__Problem to work on__: Your task is to reproduce exactly the lines from the line with "Serialize everything readable" through the end of the records below.
•••••
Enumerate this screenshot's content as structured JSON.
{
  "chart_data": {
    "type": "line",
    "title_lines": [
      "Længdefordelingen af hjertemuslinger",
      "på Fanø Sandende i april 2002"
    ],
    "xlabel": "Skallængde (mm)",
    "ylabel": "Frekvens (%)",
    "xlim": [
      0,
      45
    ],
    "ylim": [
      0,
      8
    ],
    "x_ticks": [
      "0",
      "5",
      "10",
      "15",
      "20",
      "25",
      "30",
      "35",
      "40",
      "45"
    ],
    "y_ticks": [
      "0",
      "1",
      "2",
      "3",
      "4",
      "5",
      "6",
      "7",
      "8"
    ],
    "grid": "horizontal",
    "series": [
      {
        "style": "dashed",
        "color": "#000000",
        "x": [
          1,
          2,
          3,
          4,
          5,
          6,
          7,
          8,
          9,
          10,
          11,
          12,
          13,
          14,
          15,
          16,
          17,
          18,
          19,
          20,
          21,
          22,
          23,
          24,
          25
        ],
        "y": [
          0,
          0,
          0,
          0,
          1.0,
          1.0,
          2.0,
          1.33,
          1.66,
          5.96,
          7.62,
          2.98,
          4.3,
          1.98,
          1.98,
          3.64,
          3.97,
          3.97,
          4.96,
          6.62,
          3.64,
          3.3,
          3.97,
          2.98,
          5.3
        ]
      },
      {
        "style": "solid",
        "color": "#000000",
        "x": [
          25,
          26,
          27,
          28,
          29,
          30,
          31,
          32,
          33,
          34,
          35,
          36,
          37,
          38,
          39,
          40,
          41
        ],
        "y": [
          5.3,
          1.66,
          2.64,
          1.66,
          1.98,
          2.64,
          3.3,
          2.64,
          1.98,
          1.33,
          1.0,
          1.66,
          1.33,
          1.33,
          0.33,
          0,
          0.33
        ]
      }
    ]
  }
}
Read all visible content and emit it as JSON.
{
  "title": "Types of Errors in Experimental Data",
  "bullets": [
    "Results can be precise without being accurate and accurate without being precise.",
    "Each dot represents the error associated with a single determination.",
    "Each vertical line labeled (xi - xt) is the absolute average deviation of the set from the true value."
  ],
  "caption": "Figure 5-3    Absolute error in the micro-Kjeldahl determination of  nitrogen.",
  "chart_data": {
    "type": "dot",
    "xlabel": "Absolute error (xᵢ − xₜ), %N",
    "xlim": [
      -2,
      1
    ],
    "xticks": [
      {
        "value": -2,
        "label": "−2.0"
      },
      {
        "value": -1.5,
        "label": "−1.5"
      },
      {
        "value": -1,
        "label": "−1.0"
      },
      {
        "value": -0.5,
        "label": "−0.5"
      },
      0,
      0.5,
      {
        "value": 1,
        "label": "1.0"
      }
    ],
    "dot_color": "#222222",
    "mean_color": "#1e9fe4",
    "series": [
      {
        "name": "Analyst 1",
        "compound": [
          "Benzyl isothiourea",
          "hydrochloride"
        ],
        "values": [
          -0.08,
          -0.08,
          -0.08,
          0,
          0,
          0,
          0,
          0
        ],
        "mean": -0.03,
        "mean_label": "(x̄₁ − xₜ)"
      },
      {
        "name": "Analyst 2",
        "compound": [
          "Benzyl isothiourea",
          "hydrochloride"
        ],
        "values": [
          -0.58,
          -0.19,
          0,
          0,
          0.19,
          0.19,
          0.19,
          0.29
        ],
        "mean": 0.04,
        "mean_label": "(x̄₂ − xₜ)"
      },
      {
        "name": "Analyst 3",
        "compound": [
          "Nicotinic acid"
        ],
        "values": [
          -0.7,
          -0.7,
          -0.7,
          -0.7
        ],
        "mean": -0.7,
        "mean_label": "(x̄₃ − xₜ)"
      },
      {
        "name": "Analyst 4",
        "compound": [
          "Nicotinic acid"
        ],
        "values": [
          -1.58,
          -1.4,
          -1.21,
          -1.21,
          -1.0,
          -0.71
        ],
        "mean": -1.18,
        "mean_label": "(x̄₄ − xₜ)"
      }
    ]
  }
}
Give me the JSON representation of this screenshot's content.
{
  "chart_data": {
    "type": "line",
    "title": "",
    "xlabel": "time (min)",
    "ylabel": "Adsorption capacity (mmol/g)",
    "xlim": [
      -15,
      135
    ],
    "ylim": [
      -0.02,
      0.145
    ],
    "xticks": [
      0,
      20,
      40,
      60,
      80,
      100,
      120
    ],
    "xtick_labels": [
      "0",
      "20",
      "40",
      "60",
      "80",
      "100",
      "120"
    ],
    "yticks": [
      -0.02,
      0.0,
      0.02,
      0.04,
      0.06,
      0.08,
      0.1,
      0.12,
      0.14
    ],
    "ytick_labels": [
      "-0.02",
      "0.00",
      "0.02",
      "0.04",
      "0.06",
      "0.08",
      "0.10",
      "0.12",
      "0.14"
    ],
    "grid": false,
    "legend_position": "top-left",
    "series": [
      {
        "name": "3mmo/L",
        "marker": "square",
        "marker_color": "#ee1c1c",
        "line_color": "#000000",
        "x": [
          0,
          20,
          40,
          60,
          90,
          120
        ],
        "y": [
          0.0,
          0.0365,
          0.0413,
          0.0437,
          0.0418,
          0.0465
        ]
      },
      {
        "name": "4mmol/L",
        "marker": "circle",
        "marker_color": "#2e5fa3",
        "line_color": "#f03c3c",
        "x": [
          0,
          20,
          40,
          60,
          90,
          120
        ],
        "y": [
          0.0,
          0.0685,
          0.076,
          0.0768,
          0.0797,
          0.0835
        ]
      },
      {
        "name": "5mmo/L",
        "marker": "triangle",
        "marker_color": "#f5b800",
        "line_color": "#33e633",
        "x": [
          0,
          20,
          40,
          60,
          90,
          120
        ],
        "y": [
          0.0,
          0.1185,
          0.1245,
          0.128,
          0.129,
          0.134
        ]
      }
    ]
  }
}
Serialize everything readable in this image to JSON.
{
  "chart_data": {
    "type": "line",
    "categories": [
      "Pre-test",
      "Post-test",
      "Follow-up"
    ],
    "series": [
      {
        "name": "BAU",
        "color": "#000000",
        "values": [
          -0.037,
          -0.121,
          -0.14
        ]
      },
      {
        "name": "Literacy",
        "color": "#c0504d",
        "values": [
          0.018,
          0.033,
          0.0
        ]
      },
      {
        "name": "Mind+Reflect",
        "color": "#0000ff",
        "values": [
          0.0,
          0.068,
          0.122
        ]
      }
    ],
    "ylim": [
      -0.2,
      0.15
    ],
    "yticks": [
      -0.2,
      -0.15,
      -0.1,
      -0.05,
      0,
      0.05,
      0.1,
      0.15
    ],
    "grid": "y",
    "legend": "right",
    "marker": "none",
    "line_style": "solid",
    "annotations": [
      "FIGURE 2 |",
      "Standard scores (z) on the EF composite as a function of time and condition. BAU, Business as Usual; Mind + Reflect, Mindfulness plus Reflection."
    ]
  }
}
•••••
__Full answer__:
Serialize everything readable in this image to JSON.
{
  "chart_data": {
    "type": "line",
    "categories": [
      "Pre-test",
      "Post-test",
      "Follow-up"
    ],
    "series": [
      {
        "name": "BAU",
        "color": "#000000",
        "values": [
          -0.037,
          -0.121,
          -0.14
        ]
      },
      {
        "name": "Literacy",
        "color": "#c0504d",
        "values": [
          0.018,
          0.033,
          0.0
        ]
      },
      {
        "name": "Mind+Reflect",
        "color": "#0000ff",
        "values": [
          0.0,
          0.068,
          0.122
        ]
      }
    ],
    "ylim": [
      -0.2,
      0.15
    ],
    "yticks": [
      -0.2,
      -0.15,
      -0.1,
      -0.05,
      0,
      0.05,
      0.1,
      0.15
    ],
    "grid": "y",
    "legend": "right",
    "marker": "none",
    "line_style": "solid",
    "annotations": [
      "FIGURE 2 |",
      "Standard scores (z) on the EF composite as a function of time and condition. BAU, Business as Usual; Mind + Reflect, Mindfulness plus Reflection."
    ]
  }
}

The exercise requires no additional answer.